>> Start

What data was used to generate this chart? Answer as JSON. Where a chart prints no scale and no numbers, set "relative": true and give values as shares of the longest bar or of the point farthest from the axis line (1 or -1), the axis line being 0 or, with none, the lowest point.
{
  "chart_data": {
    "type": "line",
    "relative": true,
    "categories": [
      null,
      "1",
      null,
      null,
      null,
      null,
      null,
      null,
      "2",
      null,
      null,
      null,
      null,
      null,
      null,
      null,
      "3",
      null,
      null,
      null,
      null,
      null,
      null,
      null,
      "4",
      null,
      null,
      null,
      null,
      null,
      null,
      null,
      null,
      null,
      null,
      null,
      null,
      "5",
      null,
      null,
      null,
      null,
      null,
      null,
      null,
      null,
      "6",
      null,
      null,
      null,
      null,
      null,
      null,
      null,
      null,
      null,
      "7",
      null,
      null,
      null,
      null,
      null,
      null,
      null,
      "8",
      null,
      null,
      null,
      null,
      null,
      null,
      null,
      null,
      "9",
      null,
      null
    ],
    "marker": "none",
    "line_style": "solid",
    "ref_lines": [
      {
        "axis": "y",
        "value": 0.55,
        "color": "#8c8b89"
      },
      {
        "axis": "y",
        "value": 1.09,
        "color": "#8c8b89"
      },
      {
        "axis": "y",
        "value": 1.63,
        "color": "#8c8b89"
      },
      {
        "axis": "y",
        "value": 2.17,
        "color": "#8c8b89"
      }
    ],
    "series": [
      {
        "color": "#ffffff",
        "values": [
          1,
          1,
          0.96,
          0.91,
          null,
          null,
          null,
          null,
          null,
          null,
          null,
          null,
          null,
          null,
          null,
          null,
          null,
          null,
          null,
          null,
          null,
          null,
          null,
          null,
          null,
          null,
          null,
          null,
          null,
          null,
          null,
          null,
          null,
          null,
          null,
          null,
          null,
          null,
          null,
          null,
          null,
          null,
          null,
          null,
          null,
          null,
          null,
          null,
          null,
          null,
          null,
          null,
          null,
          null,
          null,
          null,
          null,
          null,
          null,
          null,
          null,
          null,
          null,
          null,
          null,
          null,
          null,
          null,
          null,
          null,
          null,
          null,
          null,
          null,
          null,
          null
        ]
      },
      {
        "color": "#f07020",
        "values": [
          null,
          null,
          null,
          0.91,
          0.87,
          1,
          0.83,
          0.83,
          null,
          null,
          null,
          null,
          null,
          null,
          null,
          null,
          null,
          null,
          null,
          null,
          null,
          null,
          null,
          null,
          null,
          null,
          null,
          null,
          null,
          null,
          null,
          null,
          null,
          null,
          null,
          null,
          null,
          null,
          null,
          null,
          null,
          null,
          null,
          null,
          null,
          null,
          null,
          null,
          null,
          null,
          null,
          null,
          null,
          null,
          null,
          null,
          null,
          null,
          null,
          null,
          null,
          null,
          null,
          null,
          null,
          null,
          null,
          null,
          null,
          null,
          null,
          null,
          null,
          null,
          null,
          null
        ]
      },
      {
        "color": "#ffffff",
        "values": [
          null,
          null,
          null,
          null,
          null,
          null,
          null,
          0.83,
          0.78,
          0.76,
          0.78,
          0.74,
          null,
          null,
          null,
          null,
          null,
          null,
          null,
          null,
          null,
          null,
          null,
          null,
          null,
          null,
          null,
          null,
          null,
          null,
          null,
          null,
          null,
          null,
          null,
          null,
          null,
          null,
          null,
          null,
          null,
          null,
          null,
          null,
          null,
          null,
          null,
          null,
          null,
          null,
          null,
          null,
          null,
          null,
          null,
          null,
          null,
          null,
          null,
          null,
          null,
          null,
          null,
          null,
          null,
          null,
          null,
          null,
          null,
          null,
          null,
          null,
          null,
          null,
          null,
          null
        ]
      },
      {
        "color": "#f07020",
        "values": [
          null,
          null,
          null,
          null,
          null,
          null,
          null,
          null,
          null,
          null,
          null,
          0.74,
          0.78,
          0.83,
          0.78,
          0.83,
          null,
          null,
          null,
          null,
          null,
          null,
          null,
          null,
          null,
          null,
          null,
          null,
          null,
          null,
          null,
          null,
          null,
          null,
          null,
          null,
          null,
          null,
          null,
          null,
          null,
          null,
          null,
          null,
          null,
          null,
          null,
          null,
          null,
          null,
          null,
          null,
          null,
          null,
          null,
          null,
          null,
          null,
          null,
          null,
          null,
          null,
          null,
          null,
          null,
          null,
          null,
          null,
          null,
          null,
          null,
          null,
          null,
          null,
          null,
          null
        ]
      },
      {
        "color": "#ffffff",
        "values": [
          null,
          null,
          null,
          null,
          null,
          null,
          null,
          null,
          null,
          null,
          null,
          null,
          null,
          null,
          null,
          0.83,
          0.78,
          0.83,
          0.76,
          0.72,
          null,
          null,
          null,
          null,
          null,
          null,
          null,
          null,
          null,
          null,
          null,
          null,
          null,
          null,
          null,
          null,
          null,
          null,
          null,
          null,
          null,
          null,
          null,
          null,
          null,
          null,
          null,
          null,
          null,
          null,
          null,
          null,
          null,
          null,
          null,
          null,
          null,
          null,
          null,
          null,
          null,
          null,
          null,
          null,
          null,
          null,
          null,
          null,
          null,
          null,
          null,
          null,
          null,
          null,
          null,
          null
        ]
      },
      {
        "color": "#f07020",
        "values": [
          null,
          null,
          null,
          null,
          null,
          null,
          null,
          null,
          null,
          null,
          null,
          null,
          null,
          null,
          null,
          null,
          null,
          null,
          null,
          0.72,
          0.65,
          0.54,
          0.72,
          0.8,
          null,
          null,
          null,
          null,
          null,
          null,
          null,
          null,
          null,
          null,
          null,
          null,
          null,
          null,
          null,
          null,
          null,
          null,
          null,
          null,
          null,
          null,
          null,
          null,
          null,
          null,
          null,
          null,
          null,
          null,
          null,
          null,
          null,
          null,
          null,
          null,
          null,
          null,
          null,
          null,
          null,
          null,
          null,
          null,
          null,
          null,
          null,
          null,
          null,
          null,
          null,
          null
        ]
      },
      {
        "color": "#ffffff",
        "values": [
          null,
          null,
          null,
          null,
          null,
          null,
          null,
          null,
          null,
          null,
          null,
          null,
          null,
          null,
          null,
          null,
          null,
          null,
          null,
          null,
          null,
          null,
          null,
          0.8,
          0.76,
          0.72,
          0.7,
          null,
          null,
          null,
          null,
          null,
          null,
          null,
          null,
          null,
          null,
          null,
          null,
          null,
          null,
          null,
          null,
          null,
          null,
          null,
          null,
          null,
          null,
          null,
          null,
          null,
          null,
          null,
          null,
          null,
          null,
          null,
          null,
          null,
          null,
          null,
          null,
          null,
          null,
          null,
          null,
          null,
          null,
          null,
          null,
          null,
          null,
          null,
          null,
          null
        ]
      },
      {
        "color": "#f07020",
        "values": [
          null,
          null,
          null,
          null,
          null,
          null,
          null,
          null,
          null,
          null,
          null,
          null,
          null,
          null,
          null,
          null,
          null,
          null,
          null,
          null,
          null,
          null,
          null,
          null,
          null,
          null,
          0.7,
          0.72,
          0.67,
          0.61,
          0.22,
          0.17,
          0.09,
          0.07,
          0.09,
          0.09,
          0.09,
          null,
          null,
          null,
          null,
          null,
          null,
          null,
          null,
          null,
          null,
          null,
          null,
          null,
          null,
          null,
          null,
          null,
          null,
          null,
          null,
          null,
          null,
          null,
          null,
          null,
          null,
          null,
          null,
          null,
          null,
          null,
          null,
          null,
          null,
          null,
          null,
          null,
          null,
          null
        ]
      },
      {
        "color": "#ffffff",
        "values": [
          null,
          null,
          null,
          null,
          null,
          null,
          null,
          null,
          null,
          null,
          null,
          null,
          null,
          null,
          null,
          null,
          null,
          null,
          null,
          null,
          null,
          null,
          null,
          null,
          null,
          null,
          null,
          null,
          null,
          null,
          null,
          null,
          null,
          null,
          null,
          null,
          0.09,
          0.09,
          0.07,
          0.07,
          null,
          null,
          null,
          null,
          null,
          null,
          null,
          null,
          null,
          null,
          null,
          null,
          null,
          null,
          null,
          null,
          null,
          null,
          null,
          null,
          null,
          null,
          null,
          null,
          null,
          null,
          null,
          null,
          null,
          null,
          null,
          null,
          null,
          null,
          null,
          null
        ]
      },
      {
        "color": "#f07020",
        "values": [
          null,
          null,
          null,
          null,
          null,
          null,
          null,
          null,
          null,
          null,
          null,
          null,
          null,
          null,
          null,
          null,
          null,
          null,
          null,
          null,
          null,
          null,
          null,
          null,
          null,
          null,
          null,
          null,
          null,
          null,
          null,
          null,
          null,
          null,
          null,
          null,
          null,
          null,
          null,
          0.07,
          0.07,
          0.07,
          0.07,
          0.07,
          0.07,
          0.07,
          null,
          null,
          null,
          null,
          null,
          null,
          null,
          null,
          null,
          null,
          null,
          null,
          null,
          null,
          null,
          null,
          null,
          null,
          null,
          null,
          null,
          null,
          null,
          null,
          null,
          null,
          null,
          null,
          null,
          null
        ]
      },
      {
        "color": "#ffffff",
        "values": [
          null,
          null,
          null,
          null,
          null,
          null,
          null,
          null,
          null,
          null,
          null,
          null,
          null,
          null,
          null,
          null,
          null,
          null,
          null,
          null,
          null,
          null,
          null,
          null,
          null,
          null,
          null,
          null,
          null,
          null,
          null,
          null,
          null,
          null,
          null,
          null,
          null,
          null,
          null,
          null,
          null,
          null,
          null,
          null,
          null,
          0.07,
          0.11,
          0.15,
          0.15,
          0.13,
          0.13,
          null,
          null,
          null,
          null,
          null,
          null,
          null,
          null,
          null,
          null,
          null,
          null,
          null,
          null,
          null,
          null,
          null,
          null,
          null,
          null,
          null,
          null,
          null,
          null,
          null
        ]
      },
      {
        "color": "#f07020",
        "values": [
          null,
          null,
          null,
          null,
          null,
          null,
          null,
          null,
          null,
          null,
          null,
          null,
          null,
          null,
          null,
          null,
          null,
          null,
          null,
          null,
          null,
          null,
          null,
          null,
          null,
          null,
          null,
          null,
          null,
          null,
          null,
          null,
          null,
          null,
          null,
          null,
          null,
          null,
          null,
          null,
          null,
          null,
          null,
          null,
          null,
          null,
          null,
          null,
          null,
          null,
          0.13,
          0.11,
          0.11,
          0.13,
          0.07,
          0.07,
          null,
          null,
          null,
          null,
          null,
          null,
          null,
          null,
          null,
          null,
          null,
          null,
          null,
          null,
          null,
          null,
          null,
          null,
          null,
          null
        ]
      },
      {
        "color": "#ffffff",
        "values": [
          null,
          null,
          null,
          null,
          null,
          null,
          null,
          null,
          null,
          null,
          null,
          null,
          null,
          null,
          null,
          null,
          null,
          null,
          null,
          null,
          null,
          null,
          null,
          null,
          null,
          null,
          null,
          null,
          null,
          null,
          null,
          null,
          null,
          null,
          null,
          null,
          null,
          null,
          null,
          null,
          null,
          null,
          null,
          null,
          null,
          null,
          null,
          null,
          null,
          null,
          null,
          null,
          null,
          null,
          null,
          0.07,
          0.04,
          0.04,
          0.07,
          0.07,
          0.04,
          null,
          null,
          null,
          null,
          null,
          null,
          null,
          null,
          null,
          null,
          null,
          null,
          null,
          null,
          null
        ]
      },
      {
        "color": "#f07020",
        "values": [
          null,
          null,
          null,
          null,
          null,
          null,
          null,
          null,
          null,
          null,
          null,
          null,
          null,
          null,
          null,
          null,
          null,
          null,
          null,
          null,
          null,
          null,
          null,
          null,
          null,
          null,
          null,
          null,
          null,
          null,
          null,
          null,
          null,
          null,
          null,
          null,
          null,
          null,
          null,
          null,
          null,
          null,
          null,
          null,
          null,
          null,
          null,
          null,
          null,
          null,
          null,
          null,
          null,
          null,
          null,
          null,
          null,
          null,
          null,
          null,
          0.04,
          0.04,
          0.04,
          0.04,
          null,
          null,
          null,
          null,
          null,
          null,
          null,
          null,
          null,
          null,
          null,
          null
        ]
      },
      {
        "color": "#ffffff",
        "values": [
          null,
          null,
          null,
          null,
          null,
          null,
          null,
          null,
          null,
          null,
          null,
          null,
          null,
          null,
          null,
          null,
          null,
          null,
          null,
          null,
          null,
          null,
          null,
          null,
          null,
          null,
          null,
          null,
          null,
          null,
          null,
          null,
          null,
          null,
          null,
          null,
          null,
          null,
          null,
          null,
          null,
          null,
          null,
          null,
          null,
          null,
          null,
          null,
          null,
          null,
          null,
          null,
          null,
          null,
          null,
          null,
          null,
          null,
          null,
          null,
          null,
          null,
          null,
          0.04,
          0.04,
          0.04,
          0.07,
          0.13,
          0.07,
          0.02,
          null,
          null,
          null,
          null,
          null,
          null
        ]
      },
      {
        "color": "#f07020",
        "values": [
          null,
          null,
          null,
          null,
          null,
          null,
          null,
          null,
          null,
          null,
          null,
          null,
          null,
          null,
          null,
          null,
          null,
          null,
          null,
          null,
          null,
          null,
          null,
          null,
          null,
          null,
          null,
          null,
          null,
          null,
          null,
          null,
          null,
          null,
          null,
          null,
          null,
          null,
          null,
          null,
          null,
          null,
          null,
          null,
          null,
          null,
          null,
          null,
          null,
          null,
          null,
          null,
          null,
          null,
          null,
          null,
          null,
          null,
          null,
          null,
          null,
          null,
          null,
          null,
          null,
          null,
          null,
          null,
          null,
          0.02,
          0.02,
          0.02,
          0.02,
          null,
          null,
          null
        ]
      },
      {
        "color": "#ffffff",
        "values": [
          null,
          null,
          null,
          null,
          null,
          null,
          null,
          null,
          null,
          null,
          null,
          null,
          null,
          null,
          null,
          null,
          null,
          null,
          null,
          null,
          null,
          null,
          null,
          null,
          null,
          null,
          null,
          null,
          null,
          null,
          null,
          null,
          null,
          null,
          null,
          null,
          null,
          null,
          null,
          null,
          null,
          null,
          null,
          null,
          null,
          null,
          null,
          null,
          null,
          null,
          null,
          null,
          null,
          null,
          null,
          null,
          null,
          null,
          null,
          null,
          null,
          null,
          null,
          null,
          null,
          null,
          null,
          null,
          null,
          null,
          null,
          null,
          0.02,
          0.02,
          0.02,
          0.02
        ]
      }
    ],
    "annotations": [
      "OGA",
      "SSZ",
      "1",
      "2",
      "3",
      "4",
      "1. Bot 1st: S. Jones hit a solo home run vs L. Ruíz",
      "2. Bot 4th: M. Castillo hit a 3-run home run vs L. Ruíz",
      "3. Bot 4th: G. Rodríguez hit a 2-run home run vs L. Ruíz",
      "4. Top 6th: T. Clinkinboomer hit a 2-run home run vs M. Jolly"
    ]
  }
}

>> End

• EXERCISE: Determine how many lines of the data contain "none" and give nothing but that number.

• OUTPUT OF THE EXERCISE: 2